### WHAT YOU ARE ASKED TO DO
Isolate every line in the records below with "berikut" in it.

### RECORDS FOR PROCESSING
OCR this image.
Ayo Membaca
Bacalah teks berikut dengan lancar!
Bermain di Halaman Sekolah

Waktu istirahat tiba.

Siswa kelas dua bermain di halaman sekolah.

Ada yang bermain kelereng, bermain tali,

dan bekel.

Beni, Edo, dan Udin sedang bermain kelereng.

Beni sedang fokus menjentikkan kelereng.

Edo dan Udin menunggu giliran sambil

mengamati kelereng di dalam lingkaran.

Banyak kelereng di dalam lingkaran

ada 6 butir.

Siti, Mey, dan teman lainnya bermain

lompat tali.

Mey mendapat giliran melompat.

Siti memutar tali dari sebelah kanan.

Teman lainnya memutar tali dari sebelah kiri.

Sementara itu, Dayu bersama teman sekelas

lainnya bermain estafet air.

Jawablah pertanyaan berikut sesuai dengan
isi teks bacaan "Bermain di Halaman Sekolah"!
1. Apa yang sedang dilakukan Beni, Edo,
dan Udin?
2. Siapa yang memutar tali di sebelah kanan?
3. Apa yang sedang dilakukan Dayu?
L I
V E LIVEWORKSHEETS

### ANSWER TO THE EXERCISE
Bacalah teks berikut dengan lancar!
Jawablah pertanyaan berikut sesuai dengan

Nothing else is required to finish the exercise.